[Stored data]
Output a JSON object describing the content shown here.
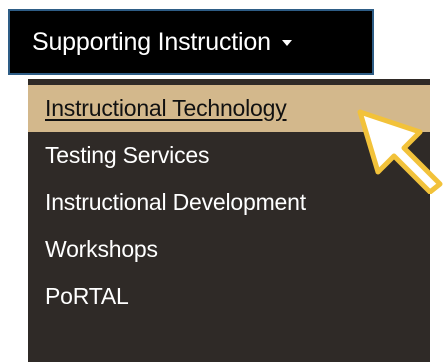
{
  "nav": {
    "toggle_label": "Supporting Instruction",
    "menu": {
      "items": [
        {
          "label": "Instructional Technology",
          "active": true
        },
        {
          "label": "Testing Services"
        },
        {
          "label": "Instructional Development"
        },
        {
          "label": "Workshops"
        },
        {
          "label": "PoRTAL"
        }
      ]
    }
  },
  "colors": {
    "toggle_bg": "#000000",
    "toggle_border": "#2e5d86",
    "menu_bg": "#2f2a27",
    "active_bg": "#d3b88c",
    "pointer_stroke": "#f2c23a"
  },
  "icons": {
    "caret": "caret-down-icon",
    "pointer": "pointer-arrow-icon"
  }
}
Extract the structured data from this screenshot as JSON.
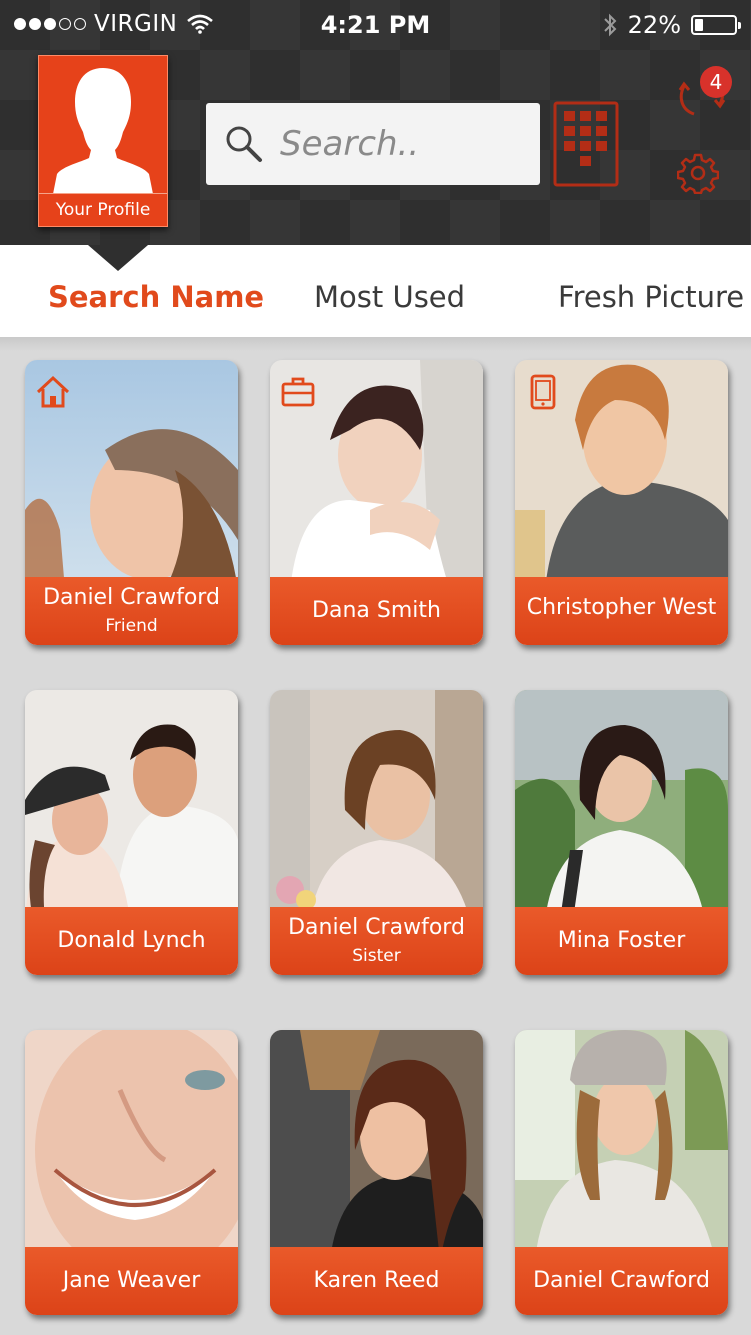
{
  "status_bar": {
    "carrier": "VIRGIN",
    "signal_bars": 3,
    "signal_max": 5,
    "time": "4:21 PM",
    "battery_percent_label": "22%",
    "battery_level": 0.22
  },
  "header": {
    "profile_label": "Your Profile",
    "search_placeholder": "Search..",
    "sync_badge_count": "4"
  },
  "tabs": [
    {
      "label": "Search Name",
      "active": true
    },
    {
      "label": "Most Used",
      "active": false
    },
    {
      "label": "Fresh Picture",
      "active": false
    }
  ],
  "contacts": [
    {
      "name": "Daniel Crawford",
      "relation": "Friend",
      "category_icon": "home-icon"
    },
    {
      "name": "Dana Smith",
      "relation": "",
      "category_icon": "briefcase-icon"
    },
    {
      "name": "Christopher West",
      "relation": "",
      "category_icon": "mobile-phone-icon"
    },
    {
      "name": "Donald Lynch",
      "relation": "",
      "category_icon": ""
    },
    {
      "name": "Daniel Crawford",
      "relation": "Sister",
      "category_icon": ""
    },
    {
      "name": "Mina Foster",
      "relation": "",
      "category_icon": ""
    },
    {
      "name": "Jane Weaver",
      "relation": "",
      "category_icon": ""
    },
    {
      "name": "Karen Reed",
      "relation": "",
      "category_icon": ""
    },
    {
      "name": "Daniel Crawford",
      "relation": "",
      "category_icon": ""
    }
  ],
  "colors": {
    "accent": "#e14a1c",
    "header_bg": "#2f2f2f",
    "card_band": "#e4501f"
  }
}
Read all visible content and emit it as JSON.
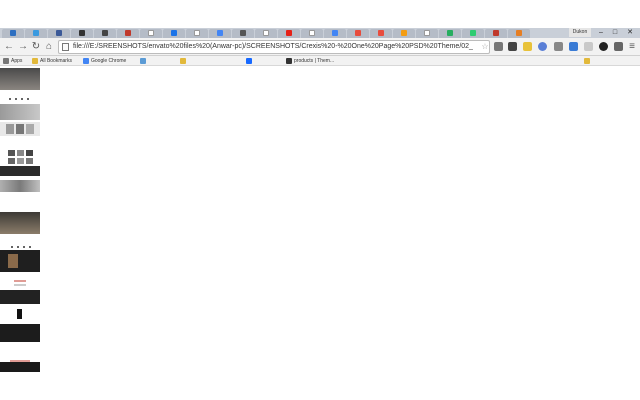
{
  "browser": {
    "url": "file:///E:/SREENSHOTS/envato%20files%20(Anwar-pc)/SCREENSHOTS/Crexis%20-%20One%20Page%20PSD%20Theme/02_",
    "window_label": "Dukon",
    "tabs": [
      {
        "icon": "chart-icon",
        "color": "#2d6fc1"
      },
      {
        "icon": "twitter-icon",
        "color": "#3a9ae0"
      },
      {
        "icon": "facebook-icon",
        "color": "#3b5998"
      },
      {
        "icon": "github-icon",
        "color": "#333333"
      },
      {
        "icon": "circle-icon",
        "color": "#444444"
      },
      {
        "icon": "record-icon",
        "color": "#c0392b"
      },
      {
        "icon": "page-icon",
        "color": "#ffffff"
      },
      {
        "icon": "doc-icon",
        "color": "#1a73e8"
      },
      {
        "icon": "page-icon",
        "color": "#ffffff"
      },
      {
        "icon": "google-icon",
        "color": "#4285f4"
      },
      {
        "icon": "dark-page-icon",
        "color": "#555555"
      },
      {
        "icon": "page-icon",
        "color": "#ffffff"
      },
      {
        "icon": "youtube-icon",
        "color": "#e62117"
      },
      {
        "icon": "page-icon",
        "color": "#ffffff"
      },
      {
        "icon": "google-icon",
        "color": "#4285f4"
      },
      {
        "icon": "c-icon",
        "color": "#e74c3c"
      },
      {
        "icon": "record-icon",
        "color": "#e84c3d"
      },
      {
        "icon": "orange-icon",
        "color": "#f39c12"
      },
      {
        "icon": "page-icon",
        "color": "#ffffff"
      },
      {
        "icon": "green-icon",
        "color": "#27ae60"
      },
      {
        "icon": "green-icon",
        "color": "#2ecc71"
      },
      {
        "icon": "red-icon",
        "color": "#c0392b"
      },
      {
        "icon": "orange-icon",
        "color": "#e67e22"
      }
    ]
  },
  "bookmarks": {
    "apps": "Apps",
    "all_bookmarks": "All Bookmarks",
    "google": "Google Chrome",
    "products": "products | Them..."
  }
}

# Set task
Gather all lines with the string "Search" from the data.

# Task result
    "search_placeholder": "Search..",
      "label": "Search Name",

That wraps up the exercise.